> _EXERCISE REQUIREMENTS_:
Extract the lines that carry the string "this" from the listing.

> _PROVIDED ENTRIES_:
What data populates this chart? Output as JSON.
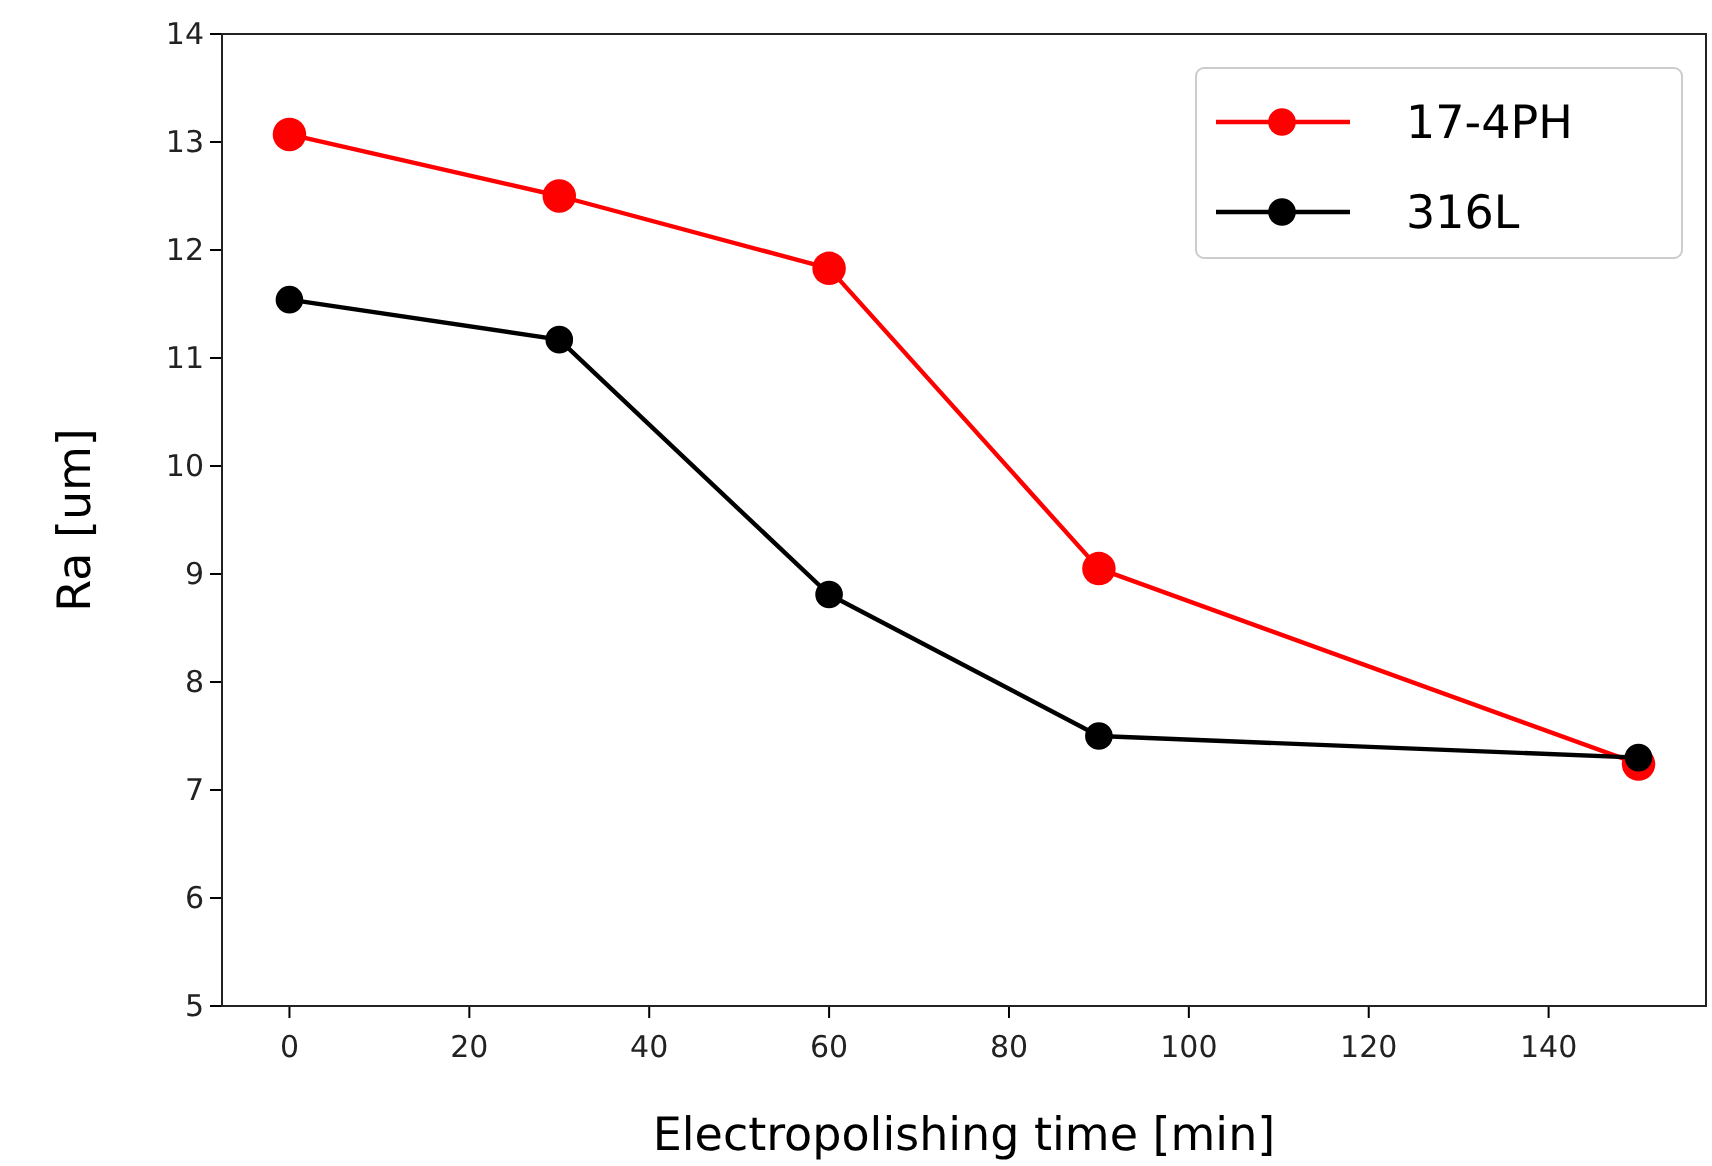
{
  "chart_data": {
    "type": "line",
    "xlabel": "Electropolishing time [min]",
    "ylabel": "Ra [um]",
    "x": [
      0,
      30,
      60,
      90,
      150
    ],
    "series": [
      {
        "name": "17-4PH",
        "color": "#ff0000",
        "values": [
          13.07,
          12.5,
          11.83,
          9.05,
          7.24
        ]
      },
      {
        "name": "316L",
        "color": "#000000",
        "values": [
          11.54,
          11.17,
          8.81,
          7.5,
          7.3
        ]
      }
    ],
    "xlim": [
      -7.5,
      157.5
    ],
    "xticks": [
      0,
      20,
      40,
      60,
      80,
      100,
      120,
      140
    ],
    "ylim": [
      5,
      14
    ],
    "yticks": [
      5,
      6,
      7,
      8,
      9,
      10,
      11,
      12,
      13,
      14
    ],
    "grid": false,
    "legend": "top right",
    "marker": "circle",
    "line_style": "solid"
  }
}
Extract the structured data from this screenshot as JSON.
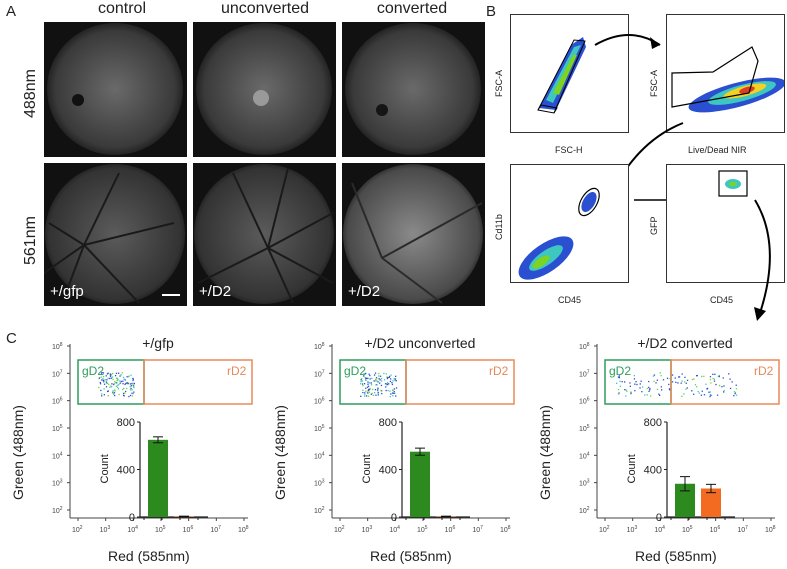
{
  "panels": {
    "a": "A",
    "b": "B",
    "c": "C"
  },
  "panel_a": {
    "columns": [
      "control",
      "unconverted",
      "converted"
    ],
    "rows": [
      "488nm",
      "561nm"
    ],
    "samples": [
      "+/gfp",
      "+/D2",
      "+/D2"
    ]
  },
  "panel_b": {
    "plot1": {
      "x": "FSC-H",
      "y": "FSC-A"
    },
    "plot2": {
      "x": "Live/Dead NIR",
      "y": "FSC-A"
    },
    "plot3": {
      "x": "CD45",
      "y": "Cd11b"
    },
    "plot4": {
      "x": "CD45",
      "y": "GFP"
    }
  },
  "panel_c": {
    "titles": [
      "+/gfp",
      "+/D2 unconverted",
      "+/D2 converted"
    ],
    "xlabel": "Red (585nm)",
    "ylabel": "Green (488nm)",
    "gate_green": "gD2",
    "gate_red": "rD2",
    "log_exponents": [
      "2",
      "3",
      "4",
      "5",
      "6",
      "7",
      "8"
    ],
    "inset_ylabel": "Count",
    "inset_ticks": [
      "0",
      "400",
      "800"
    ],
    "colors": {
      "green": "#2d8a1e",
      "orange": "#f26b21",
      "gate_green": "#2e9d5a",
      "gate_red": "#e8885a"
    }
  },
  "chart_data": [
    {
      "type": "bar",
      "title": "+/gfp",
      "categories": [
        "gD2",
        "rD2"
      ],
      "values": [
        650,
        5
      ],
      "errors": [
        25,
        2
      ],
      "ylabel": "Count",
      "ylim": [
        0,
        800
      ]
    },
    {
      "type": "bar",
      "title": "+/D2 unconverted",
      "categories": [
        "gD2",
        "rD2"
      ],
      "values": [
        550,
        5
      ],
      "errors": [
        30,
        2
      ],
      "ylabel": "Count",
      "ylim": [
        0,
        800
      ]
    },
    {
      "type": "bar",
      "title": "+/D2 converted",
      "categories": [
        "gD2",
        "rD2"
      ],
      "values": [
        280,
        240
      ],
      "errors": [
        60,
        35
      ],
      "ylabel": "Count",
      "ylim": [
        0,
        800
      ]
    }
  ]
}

> _ANSWER TO THE EXERCISE_:
What data populates this chart? Output as JSON.
Extract the structured data from this screenshot as JSON.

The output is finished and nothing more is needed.